-- Start of RAW DATA --
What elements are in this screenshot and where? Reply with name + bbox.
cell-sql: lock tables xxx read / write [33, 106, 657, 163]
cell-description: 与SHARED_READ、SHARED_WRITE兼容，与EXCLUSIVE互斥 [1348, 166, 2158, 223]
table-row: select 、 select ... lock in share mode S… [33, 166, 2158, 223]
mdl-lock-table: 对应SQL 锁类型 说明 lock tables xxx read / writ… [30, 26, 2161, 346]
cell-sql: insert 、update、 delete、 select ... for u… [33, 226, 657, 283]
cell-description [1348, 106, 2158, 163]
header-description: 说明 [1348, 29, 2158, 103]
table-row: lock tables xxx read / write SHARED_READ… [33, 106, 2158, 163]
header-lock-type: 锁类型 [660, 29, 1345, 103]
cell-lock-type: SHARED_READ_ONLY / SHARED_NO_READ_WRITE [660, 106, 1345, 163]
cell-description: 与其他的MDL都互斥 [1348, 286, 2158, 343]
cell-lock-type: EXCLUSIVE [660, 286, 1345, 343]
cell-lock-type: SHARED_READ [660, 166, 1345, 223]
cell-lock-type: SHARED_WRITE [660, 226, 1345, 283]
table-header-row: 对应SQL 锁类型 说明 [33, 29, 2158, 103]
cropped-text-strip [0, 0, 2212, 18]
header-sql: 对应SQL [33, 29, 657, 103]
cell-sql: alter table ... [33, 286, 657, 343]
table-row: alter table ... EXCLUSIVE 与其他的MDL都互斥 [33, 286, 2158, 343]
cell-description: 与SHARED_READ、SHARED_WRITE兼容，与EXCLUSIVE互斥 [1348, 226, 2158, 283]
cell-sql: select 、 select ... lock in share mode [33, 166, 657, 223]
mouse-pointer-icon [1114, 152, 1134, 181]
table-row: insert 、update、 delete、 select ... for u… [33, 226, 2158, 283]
-- End of RAW DATA --
# WHAT TO WORK ON
Could you reproduce every one of the lines above without changing anything?

# ANSWER FOR THE TASK
What elements are in this screenshot and where? Reply with name + bbox.
cell-sql: lock tables xxx read / write [33, 106, 657, 163]
cell-description: 与SHARED_READ、SHARED_WRITE兼容，与EXCLUSIVE互斥 [1348, 166, 2158, 223]
table-row: select 、 select ... lock in share mode S… [33, 166, 2158, 223]
mdl-lock-table: 对应SQL 锁类型 说明 lock tables xxx read / writ… [30, 26, 2161, 346]
cell-sql: insert 、update、 delete、 select ... for u… [33, 226, 657, 283]
cell-description [1348, 106, 2158, 163]
header-description: 说明 [1348, 29, 2158, 103]
table-row: lock tables xxx read / write SHARED_READ… [33, 106, 2158, 163]
header-lock-type: 锁类型 [660, 29, 1345, 103]
cell-lock-type: SHARED_READ_ONLY / SHARED_NO_READ_WRITE [660, 106, 1345, 163]
cell-description: 与其他的MDL都互斥 [1348, 286, 2158, 343]
cell-lock-type: EXCLUSIVE [660, 286, 1345, 343]
cell-lock-type: SHARED_READ [660, 166, 1345, 223]
cell-lock-type: SHARED_WRITE [660, 226, 1345, 283]
table-header-row: 对应SQL 锁类型 说明 [33, 29, 2158, 103]
cropped-text-strip [0, 0, 2212, 18]
header-sql: 对应SQL [33, 29, 657, 103]
cell-sql: alter table ... [33, 286, 657, 343]
table-row: alter table ... EXCLUSIVE 与其他的MDL都互斥 [33, 286, 2158, 343]
cell-description: 与SHARED_READ、SHARED_WRITE兼容，与EXCLUSIVE互斥 [1348, 226, 2158, 283]
cell-sql: select 、 select ... lock in share mode [33, 166, 657, 223]
mouse-pointer-icon [1114, 152, 1134, 181]
table-row: insert 、update、 delete、 select ... for u… [33, 226, 2158, 283]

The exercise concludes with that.